** What the task requires **
The records that follow should be retyped word for word.

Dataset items

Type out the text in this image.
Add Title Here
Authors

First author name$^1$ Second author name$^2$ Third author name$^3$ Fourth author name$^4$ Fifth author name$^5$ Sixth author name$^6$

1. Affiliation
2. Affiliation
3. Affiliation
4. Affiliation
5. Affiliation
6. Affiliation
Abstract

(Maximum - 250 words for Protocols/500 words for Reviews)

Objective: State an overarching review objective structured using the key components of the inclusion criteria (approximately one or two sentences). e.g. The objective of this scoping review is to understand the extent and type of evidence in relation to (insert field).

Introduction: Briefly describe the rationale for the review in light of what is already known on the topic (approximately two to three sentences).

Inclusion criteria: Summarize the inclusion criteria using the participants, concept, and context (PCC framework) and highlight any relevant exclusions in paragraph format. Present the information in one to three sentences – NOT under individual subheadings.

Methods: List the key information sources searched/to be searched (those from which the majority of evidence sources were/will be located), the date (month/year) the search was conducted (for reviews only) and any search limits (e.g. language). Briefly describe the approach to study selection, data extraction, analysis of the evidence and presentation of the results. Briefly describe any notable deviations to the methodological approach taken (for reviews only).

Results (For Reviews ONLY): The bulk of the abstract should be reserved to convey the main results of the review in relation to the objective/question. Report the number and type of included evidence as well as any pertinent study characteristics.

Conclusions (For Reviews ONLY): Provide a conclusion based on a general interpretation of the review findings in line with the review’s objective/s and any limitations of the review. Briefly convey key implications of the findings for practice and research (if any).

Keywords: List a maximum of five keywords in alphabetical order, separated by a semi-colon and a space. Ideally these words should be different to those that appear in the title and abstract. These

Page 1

** Result of the task **
Type out the text in this image.
Add Title Here
Authors

First author name$^1$ Second author name$^2$ Third author name$^3$ Fourth author name$^4$ Fifth author name$^5$ Sixth author name$^6$

1. Affiliation
2. Affiliation
3. Affiliation
4. Affiliation
5. Affiliation
6. Affiliation
Abstract

(Maximum - 250 words for Protocols/500 words for Reviews)

Objective: State an overarching review objective structured using the key components of the inclusion criteria (approximately one or two sentences). e.g. The objective of this scoping review is to understand the extent and type of evidence in relation to (insert field).

Introduction: Briefly describe the rationale for the review in light of what is already known on the topic (approximately two to three sentences).

Inclusion criteria: Summarize the inclusion criteria using the participants, concept, and context (PCC framework) and highlight any relevant exclusions in paragraph format. Present the information in one to three sentences – NOT under individual subheadings.

Methods: List the key information sources searched/to be searched (those from which the majority of evidence sources were/will be located), the date (month/year) the search was conducted (for reviews only) and any search limits (e.g. language). Briefly describe the approach to study selection, data extraction, analysis of the evidence and presentation of the results. Briefly describe any notable deviations to the methodological approach taken (for reviews only).

Results (For Reviews ONLY): The bulk of the abstract should be reserved to convey the main results of the review in relation to the objective/question. Report the number and type of included evidence as well as any pertinent study characteristics.

Conclusions (For Reviews ONLY): Provide a conclusion based on a general interpretation of the review findings in line with the review’s objective/s and any limitations of the review. Briefly convey key implications of the findings for practice and research (if any).

Keywords: List a maximum of five keywords in alphabetical order, separated by a semi-colon and a space. Ideally these words should be different to those that appear in the title and abstract. These

Page 1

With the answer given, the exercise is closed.